START

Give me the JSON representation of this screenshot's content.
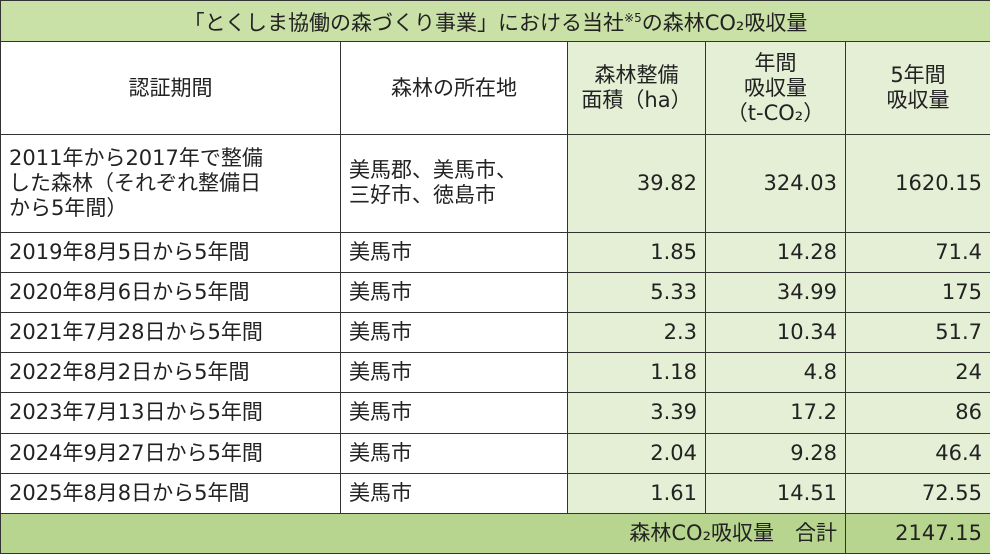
{
  "title": [
    "「とくしま協働の森づくり事業」における当社",
    "※5",
    "の森林CO₂吸収量"
  ],
  "table": {
    "header": [
      [
        "認証期間"
      ],
      [
        "森林の所在地"
      ],
      [
        "森林整備",
        "面積（ha）"
      ],
      [
        "年間",
        "吸収量",
        "（t-CO₂）"
      ],
      [
        "5年間",
        "吸収量"
      ]
    ],
    "rows": [
      [
        [
          "2011年から2017年で整備",
          "した森林（それぞれ整備日",
          "から5年間）"
        ],
        [
          "美馬郡、美馬市、",
          "三好市、徳島市"
        ],
        "39.82",
        "324.03",
        "1620.15"
      ],
      [
        [
          "2019年8月5日から5年間"
        ],
        [
          "美馬市"
        ],
        "1.85",
        "14.28",
        "71.4"
      ],
      [
        [
          "2020年8月6日から5年間"
        ],
        [
          "美馬市"
        ],
        "5.33",
        "34.99",
        "175"
      ],
      [
        [
          "2021年7月28日から5年間"
        ],
        [
          "美馬市"
        ],
        "2.3",
        "10.34",
        "51.7"
      ],
      [
        [
          "2022年8月2日から5年間"
        ],
        [
          "美馬市"
        ],
        "1.18",
        "4.8",
        "24"
      ],
      [
        [
          "2023年7月13日から5年間"
        ],
        [
          "美馬市"
        ],
        "3.39",
        "17.2",
        "86"
      ],
      [
        [
          "2024年9月27日から5年間"
        ],
        [
          "美馬市"
        ],
        "2.04",
        "9.28",
        "46.4"
      ],
      [
        [
          "2025年8月8日から5年間"
        ],
        [
          "美馬市"
        ],
        "1.61",
        "14.51",
        "72.55"
      ]
    ],
    "total": {
      "label": "森林CO₂吸収量　合計",
      "value": "2147.15"
    }
  }
}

END

Written task: Copy every entry word for word, but omit the pictures.

The completed task:
Give me the JSON representation of this screenshot's content.
{
  "title": [
    "「とくしま協働の森づくり事業」における当社",
    "※5",
    "の森林CO₂吸収量"
  ],
  "table": {
    "header": [
      [
        "認証期間"
      ],
      [
        "森林の所在地"
      ],
      [
        "森林整備",
        "面積（ha）"
      ],
      [
        "年間",
        "吸収量",
        "（t-CO₂）"
      ],
      [
        "5年間",
        "吸収量"
      ]
    ],
    "rows": [
      [
        [
          "2011年から2017年で整備",
          "した森林（それぞれ整備日",
          "から5年間）"
        ],
        [
          "美馬郡、美馬市、",
          "三好市、徳島市"
        ],
        "39.82",
        "324.03",
        "1620.15"
      ],
      [
        [
          "2019年8月5日から5年間"
        ],
        [
          "美馬市"
        ],
        "1.85",
        "14.28",
        "71.4"
      ],
      [
        [
          "2020年8月6日から5年間"
        ],
        [
          "美馬市"
        ],
        "5.33",
        "34.99",
        "175"
      ],
      [
        [
          "2021年7月28日から5年間"
        ],
        [
          "美馬市"
        ],
        "2.3",
        "10.34",
        "51.7"
      ],
      [
        [
          "2022年8月2日から5年間"
        ],
        [
          "美馬市"
        ],
        "1.18",
        "4.8",
        "24"
      ],
      [
        [
          "2023年7月13日から5年間"
        ],
        [
          "美馬市"
        ],
        "3.39",
        "17.2",
        "86"
      ],
      [
        [
          "2024年9月27日から5年間"
        ],
        [
          "美馬市"
        ],
        "2.04",
        "9.28",
        "46.4"
      ],
      [
        [
          "2025年8月8日から5年間"
        ],
        [
          "美馬市"
        ],
        "1.61",
        "14.51",
        "72.55"
      ]
    ],
    "total": {
      "label": "森林CO₂吸収量　合計",
      "value": "2147.15"
    }
  }
}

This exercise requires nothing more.